TASK GOAL: Records follow. Select each line holding "this".
-- start of RECORDED DATA --
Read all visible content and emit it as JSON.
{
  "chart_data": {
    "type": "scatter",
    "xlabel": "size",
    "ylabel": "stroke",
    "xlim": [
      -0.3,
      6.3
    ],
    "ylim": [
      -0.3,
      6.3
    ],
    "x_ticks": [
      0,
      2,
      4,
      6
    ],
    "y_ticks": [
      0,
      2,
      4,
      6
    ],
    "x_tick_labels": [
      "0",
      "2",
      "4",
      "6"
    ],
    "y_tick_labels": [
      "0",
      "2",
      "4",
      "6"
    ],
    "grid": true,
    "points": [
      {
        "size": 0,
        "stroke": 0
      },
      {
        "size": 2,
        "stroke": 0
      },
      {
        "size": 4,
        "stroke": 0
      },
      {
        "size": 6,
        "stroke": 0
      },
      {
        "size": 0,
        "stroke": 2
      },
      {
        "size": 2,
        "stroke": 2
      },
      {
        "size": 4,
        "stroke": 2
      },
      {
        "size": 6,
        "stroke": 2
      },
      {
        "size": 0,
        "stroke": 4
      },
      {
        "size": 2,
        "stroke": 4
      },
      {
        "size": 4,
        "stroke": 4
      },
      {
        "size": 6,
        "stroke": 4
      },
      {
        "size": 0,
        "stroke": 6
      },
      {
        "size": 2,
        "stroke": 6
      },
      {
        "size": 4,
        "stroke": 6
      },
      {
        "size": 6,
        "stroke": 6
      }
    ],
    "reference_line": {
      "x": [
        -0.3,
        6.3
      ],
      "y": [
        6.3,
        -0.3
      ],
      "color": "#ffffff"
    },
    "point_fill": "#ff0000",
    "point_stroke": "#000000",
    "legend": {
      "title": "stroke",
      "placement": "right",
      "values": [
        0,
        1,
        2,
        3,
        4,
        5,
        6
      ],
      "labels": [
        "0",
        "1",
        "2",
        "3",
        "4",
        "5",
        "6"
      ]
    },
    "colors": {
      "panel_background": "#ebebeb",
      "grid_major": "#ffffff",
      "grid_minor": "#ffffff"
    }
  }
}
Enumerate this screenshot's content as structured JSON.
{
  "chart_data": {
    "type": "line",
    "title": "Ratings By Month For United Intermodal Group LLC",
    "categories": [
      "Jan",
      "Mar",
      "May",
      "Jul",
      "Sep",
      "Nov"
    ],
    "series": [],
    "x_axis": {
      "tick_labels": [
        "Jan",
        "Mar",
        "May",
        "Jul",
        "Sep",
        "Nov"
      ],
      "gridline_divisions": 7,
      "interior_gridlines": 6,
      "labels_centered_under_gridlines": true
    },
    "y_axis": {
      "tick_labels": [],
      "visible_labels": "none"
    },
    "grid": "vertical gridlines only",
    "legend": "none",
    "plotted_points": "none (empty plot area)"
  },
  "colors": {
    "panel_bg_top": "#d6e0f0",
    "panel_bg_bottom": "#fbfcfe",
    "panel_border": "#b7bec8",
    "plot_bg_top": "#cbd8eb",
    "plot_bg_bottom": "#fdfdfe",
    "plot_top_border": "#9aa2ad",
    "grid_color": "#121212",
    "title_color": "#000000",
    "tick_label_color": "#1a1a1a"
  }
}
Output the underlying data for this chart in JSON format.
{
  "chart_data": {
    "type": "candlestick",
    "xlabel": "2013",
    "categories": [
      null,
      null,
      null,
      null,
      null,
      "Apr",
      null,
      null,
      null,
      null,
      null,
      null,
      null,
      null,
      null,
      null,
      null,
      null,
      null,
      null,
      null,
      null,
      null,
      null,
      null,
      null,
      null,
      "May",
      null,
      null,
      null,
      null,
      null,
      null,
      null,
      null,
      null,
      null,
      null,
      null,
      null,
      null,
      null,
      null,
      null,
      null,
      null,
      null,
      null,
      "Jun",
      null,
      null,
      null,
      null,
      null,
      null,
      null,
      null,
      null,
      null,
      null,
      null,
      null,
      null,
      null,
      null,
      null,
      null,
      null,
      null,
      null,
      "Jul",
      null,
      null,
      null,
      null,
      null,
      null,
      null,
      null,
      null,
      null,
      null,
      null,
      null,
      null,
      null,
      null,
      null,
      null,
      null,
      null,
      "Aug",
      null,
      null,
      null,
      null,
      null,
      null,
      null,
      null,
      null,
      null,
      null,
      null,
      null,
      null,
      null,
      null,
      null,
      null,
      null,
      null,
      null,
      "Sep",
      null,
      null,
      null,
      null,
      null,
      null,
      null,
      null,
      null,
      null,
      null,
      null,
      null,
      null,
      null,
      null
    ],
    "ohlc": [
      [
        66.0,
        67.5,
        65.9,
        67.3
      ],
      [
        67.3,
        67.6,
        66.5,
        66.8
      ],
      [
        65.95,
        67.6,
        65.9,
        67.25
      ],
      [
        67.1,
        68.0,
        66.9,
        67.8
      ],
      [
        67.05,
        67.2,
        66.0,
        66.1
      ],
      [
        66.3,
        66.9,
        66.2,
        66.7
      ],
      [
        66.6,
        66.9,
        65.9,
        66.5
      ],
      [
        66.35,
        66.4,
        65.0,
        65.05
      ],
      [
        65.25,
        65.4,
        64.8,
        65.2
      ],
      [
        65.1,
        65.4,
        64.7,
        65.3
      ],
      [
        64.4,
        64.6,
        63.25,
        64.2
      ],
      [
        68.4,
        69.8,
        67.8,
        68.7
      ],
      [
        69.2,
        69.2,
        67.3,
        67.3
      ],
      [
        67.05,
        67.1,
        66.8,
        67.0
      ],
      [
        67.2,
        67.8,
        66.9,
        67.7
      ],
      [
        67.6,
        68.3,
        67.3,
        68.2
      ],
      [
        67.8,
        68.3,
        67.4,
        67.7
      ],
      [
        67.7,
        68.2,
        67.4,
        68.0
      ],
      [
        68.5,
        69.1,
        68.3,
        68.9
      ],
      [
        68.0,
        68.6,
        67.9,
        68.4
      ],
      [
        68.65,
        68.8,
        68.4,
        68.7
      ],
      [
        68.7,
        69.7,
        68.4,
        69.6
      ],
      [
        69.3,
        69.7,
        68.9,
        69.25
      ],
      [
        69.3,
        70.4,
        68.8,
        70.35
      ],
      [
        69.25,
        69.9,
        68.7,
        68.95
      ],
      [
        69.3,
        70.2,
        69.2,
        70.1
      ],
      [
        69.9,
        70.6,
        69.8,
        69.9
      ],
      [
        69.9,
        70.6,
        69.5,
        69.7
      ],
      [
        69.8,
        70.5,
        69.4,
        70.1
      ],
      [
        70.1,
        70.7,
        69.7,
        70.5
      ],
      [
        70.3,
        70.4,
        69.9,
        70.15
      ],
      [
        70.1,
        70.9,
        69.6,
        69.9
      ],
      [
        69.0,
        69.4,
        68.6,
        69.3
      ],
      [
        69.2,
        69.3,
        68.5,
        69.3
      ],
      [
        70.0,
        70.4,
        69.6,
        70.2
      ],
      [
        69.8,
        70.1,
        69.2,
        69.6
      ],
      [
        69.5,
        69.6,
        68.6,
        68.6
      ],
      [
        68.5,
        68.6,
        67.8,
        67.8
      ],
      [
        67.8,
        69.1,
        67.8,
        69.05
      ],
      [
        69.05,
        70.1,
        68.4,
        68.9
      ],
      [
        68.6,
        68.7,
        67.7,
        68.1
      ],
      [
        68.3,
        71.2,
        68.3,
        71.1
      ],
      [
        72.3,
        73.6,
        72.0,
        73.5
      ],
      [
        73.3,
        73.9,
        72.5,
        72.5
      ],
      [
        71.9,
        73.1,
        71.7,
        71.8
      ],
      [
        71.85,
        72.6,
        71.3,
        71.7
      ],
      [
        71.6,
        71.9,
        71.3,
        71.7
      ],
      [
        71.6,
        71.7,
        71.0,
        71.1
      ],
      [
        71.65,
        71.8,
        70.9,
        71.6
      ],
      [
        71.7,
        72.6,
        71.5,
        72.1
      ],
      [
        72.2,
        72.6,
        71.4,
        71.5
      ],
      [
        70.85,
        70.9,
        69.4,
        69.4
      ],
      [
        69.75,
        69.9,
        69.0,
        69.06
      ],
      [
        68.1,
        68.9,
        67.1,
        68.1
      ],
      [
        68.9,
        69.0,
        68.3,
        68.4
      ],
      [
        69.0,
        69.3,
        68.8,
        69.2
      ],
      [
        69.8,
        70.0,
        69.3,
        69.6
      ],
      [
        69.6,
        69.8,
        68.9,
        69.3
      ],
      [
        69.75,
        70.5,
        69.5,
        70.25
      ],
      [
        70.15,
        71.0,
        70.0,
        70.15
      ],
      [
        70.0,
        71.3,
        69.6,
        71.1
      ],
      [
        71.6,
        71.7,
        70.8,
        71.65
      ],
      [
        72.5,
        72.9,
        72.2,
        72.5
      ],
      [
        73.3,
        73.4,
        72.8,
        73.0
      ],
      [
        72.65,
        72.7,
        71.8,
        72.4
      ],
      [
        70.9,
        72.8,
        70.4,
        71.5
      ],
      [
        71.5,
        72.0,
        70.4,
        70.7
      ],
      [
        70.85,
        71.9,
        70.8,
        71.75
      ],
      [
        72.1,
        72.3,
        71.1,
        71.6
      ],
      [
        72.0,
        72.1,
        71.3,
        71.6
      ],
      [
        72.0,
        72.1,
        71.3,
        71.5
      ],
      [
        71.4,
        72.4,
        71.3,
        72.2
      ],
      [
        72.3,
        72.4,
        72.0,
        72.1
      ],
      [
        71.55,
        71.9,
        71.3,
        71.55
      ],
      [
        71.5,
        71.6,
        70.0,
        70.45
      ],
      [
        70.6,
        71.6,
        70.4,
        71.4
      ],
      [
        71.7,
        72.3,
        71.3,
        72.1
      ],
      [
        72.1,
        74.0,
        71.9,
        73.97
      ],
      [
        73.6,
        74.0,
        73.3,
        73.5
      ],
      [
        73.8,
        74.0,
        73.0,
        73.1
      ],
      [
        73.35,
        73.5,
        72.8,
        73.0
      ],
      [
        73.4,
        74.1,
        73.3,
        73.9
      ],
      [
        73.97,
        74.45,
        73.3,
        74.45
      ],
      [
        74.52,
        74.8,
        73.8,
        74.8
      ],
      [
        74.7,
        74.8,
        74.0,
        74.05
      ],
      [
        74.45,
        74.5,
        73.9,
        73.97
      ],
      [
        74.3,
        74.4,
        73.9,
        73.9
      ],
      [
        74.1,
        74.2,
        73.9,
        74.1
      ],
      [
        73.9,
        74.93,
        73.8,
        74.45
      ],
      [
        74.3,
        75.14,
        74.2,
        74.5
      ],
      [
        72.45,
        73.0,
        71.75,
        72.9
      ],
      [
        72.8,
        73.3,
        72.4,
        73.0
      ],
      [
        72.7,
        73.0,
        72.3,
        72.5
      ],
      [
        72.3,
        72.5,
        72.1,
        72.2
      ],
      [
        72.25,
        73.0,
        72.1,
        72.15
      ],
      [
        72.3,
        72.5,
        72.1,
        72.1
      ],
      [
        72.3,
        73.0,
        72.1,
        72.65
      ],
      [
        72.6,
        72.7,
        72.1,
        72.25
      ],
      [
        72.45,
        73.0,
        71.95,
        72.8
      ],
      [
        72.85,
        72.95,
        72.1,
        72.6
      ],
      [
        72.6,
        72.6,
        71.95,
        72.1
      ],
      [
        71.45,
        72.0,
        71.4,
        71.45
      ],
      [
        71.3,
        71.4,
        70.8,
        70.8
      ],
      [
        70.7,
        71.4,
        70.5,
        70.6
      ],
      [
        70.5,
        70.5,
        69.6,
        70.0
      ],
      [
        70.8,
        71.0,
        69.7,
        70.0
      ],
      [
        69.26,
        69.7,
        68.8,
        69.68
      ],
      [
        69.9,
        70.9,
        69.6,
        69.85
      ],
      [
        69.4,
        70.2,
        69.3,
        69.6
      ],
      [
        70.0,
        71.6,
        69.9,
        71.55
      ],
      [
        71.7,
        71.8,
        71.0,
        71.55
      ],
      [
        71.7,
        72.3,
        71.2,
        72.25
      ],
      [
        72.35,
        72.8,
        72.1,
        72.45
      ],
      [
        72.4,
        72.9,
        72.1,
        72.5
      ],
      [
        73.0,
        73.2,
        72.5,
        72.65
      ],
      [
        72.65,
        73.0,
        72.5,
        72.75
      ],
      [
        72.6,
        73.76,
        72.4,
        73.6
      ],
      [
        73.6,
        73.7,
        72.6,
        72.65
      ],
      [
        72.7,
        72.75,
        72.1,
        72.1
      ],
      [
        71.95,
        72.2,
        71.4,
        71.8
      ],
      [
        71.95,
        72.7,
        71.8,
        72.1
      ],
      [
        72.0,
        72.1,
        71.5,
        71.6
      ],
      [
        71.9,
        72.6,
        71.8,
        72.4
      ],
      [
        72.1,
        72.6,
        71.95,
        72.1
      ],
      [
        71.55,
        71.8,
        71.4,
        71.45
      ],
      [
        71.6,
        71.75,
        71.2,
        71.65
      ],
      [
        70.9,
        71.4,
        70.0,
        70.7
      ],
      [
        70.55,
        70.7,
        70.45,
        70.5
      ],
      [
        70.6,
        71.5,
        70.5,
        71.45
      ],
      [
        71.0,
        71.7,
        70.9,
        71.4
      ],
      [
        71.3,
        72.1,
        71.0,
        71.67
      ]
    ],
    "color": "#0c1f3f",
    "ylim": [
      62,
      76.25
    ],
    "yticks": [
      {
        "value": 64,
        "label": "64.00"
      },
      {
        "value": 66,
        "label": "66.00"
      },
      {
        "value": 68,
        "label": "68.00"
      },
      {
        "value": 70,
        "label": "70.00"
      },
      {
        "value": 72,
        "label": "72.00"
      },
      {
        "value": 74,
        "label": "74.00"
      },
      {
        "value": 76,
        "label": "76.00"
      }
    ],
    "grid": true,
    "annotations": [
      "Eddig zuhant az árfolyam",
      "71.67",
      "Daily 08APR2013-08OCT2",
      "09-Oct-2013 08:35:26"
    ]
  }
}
-- end of RECORDED DATA --
CORRECT RESPONSE:
Enumerate this screenshot's content as structured JSON.
Output the underlying data for this chart in JSON format.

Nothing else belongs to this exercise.